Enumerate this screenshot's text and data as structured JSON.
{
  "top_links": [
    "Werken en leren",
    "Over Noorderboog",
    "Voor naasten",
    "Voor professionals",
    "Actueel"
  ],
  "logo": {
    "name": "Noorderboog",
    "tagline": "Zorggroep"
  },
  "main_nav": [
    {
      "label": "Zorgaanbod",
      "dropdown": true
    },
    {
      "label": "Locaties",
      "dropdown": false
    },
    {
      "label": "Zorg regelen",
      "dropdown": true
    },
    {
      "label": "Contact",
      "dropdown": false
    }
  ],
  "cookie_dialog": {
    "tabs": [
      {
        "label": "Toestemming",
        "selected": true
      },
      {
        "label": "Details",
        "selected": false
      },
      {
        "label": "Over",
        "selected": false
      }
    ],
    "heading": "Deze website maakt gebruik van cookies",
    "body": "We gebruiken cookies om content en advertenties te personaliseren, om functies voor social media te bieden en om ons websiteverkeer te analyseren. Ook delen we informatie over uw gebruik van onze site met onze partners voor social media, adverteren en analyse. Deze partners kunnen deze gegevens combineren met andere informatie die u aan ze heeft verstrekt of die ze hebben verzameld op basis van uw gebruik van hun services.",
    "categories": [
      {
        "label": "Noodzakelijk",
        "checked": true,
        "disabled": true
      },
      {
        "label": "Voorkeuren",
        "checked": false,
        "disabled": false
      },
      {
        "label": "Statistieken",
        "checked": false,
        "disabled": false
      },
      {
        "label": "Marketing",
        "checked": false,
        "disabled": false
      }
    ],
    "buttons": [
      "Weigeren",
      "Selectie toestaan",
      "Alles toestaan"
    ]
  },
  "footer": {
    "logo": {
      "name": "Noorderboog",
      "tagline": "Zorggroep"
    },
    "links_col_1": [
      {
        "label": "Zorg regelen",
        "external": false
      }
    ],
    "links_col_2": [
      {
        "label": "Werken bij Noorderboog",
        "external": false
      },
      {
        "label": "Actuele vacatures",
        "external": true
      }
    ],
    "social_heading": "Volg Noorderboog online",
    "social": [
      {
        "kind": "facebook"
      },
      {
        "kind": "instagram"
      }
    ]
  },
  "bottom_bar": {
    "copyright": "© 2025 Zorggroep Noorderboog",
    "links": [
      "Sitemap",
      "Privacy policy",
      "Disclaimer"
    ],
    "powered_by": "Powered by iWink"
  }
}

........

Transcribe all of the lines in the records precisely.

Enumerate this screenshot's text and data as structured JSON.
{
  "top_links": [
    "Werken en leren",
    "Over Noorderboog",
    "Voor naasten",
    "Voor professionals",
    "Actueel"
  ],
  "logo": {
    "name": "Noorderboog",
    "tagline": "Zorggroep"
  },
  "main_nav": [
    {
      "label": "Zorgaanbod",
      "dropdown": true
    },
    {
      "label": "Locaties",
      "dropdown": false
    },
    {
      "label": "Zorg regelen",
      "dropdown": true
    },
    {
      "label": "Contact",
      "dropdown": false
    }
  ],
  "cookie_dialog": {
    "tabs": [
      {
        "label": "Toestemming",
        "selected": true
      },
      {
        "label": "Details",
        "selected": false
      },
      {
        "label": "Over",
        "selected": false
      }
    ],
    "heading": "Deze website maakt gebruik van cookies",
    "body": "We gebruiken cookies om content en advertenties te personaliseren, om functies voor social media te bieden en om ons websiteverkeer te analyseren. Ook delen we informatie over uw gebruik van onze site met onze partners voor social media, adverteren en analyse. Deze partners kunnen deze gegevens combineren met andere informatie die u aan ze heeft verstrekt of die ze hebben verzameld op basis van uw gebruik van hun services.",
    "categories": [
      {
        "label": "Noodzakelijk",
        "checked": true,
        "disabled": true
      },
      {
        "label": "Voorkeuren",
        "checked": false,
        "disabled": false
      },
      {
        "label": "Statistieken",
        "checked": false,
        "disabled": false
      },
      {
        "label": "Marketing",
        "checked": false,
        "disabled": false
      }
    ],
    "buttons": [
      "Weigeren",
      "Selectie toestaan",
      "Alles toestaan"
    ]
  },
  "footer": {
    "logo": {
      "name": "Noorderboog",
      "tagline": "Zorggroep"
    },
    "links_col_1": [
      {
        "label": "Zorg regelen",
        "external": false
      }
    ],
    "links_col_2": [
      {
        "label": "Werken bij Noorderboog",
        "external": false
      },
      {
        "label": "Actuele vacatures",
        "external": true
      }
    ],
    "social_heading": "Volg Noorderboog online",
    "social": [
      {
        "kind": "facebook"
      },
      {
        "kind": "instagram"
      }
    ]
  },
  "bottom_bar": {
    "copyright": "© 2025 Zorggroep Noorderboog",
    "links": [
      "Sitemap",
      "Privacy policy",
      "Disclaimer"
    ],
    "powered_by": "Powered by iWink"
  }
}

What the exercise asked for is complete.